— start —
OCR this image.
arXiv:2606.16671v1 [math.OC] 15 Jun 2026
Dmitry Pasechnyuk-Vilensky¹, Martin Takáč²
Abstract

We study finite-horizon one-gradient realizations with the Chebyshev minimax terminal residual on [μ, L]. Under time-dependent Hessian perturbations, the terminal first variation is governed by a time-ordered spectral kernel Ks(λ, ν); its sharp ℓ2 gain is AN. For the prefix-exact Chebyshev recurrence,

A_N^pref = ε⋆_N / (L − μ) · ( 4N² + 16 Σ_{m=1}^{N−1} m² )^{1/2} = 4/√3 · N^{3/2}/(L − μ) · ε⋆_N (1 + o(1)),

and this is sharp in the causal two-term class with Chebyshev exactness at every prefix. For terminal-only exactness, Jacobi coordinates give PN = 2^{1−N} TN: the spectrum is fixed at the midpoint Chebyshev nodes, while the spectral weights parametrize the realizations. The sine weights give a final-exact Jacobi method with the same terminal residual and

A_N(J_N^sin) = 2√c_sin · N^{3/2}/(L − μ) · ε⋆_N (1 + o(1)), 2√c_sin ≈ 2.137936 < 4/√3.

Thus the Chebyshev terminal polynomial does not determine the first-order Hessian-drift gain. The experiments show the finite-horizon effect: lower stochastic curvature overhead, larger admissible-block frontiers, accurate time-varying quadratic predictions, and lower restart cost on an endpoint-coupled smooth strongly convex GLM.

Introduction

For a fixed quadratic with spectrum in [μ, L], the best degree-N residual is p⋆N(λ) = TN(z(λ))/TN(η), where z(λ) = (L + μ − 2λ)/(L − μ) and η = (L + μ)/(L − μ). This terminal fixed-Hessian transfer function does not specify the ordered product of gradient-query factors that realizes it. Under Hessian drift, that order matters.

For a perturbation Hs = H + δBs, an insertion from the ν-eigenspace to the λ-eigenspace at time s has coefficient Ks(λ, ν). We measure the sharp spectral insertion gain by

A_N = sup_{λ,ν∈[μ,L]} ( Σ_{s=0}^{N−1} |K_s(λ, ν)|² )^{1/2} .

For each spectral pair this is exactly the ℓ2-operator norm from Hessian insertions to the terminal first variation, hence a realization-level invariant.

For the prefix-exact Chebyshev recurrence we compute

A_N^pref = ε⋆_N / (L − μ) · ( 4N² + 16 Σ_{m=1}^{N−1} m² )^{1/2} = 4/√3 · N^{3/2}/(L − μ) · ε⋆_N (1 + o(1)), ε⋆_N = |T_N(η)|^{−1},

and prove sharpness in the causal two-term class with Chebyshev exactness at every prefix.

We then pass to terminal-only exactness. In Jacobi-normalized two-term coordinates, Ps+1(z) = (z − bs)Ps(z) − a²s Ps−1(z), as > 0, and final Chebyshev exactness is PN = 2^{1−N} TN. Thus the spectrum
— end —
● WHAT THIS TASK INVOLVES: Copy out every line of the data above, exactly as given.

● ANSWER:
OCR this image.
arXiv:2606.16671v1 [math.OC] 15 Jun 2026
Dmitry Pasechnyuk-Vilensky¹, Martin Takáč²
Abstract

We study finite-horizon one-gradient realizations with the Chebyshev minimax terminal residual on [μ, L]. Under time-dependent Hessian perturbations, the terminal first variation is governed by a time-ordered spectral kernel Ks(λ, ν); its sharp ℓ2 gain is AN. For the prefix-exact Chebyshev recurrence,

A_N^pref = ε⋆_N / (L − μ) · ( 4N² + 16 Σ_{m=1}^{N−1} m² )^{1/2} = 4/√3 · N^{3/2}/(L − μ) · ε⋆_N (1 + o(1)),

and this is sharp in the causal two-term class with Chebyshev exactness at every prefix. For terminal-only exactness, Jacobi coordinates give PN = 2^{1−N} TN: the spectrum is fixed at the midpoint Chebyshev nodes, while the spectral weights parametrize the realizations. The sine weights give a final-exact Jacobi method with the same terminal residual and

A_N(J_N^sin) = 2√c_sin · N^{3/2}/(L − μ) · ε⋆_N (1 + o(1)), 2√c_sin ≈ 2.137936 < 4/√3.

Thus the Chebyshev terminal polynomial does not determine the first-order Hessian-drift gain. The experiments show the finite-horizon effect: lower stochastic curvature overhead, larger admissible-block frontiers, accurate time-varying quadratic predictions, and lower restart cost on an endpoint-coupled smooth strongly convex GLM.

Introduction

For a fixed quadratic with spectrum in [μ, L], the best degree-N residual is p⋆N(λ) = TN(z(λ))/TN(η), where z(λ) = (L + μ − 2λ)/(L − μ) and η = (L + μ)/(L − μ). This terminal fixed-Hessian transfer function does not specify the ordered product of gradient-query factors that realizes it. Under Hessian drift, that order matters.

For a perturbation Hs = H + δBs, an insertion from the ν-eigenspace to the λ-eigenspace at time s has coefficient Ks(λ, ν). We measure the sharp spectral insertion gain by

A_N = sup_{λ,ν∈[μ,L]} ( Σ_{s=0}^{N−1} |K_s(λ, ν)|² )^{1/2} .

For each spectral pair this is exactly the ℓ2-operator norm from Hessian insertions to the terminal first variation, hence a realization-level invariant.

For the prefix-exact Chebyshev recurrence we compute

A_N^pref = ε⋆_N / (L − μ) · ( 4N² + 16 Σ_{m=1}^{N−1} m² )^{1/2} = 4/√3 · N^{3/2}/(L − μ) · ε⋆_N (1 + o(1)), ε⋆_N = |T_N(η)|^{−1},

and prove sharpness in the causal two-term class with Chebyshev exactness at every prefix.

We then pass to terminal-only exactness. In Jacobi-normalized two-term coordinates, Ps+1(z) = (z − bs)Ps(z) − a²s Ps−1(z), as > 0, and final Chebyshev exactness is PN = 2^{1−N} TN. Thus the spectrum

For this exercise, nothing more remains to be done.